* **EXERCISE**: In the listing below, find every line containing "color" and copy it out.

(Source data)
----
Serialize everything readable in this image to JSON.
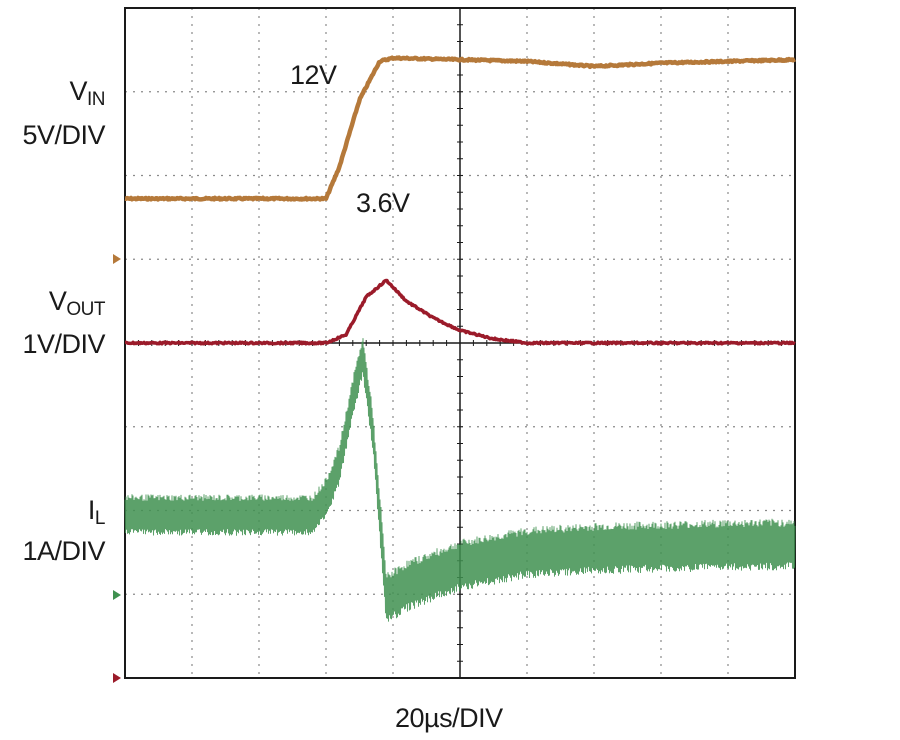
{
  "chart_data": {
    "type": "line",
    "time_scale": "20µs/DIV",
    "divisions": {
      "x": 10,
      "y": 8
    },
    "grid": true,
    "series": [
      {
        "name": "VIN",
        "scale": "5V/DIV",
        "color": "#b5793a",
        "unit": "V",
        "annotations": [
          "12V",
          "3.6V"
        ],
        "x_div": [
          0,
          3.0,
          3.2,
          3.5,
          3.8,
          4.0,
          5.0,
          6.0,
          7.0,
          8.0,
          9.0,
          10.0
        ],
        "y_value": [
          3.6,
          3.6,
          5.5,
          9.5,
          11.8,
          12.0,
          11.9,
          11.8,
          11.5,
          11.7,
          11.8,
          11.9
        ]
      },
      {
        "name": "VOUT",
        "scale": "1V/DIV",
        "color": "#9b1b2a",
        "unit": "V (deviation)",
        "x_div": [
          0,
          3.0,
          3.3,
          3.6,
          3.9,
          4.2,
          4.6,
          5.0,
          5.5,
          6.0,
          8.0,
          10.0
        ],
        "y_value": [
          0,
          0,
          0.1,
          0.55,
          0.75,
          0.5,
          0.3,
          0.15,
          0.05,
          0,
          0,
          0
        ]
      },
      {
        "name": "IL",
        "scale": "1A/DIV",
        "color": "#3f9150",
        "unit": "A (deviation)",
        "ripple_div": 0.45,
        "x_div": [
          0,
          2.8,
          3.0,
          3.2,
          3.4,
          3.55,
          3.7,
          3.9,
          4.2,
          5.0,
          6.0,
          7.0,
          8.0,
          9.0,
          10.0
        ],
        "y_value": [
          0,
          0,
          0.2,
          0.6,
          1.4,
          1.9,
          1.0,
          -1.0,
          -0.85,
          -0.6,
          -0.45,
          -0.4,
          -0.38,
          -0.36,
          -0.35
        ]
      }
    ],
    "channel_labels": [
      {
        "name": "V",
        "sub": "IN",
        "scale": "5V/DIV"
      },
      {
        "name": "V",
        "sub": "OUT",
        "scale": "1V/DIV"
      },
      {
        "name": "I",
        "sub": "L",
        "scale": "1A/DIV"
      }
    ]
  }
}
----
* **WORKED SOLUTION**:
        "color": "#b5793a",
        "color": "#9b1b2a",
        "color": "#3f9150",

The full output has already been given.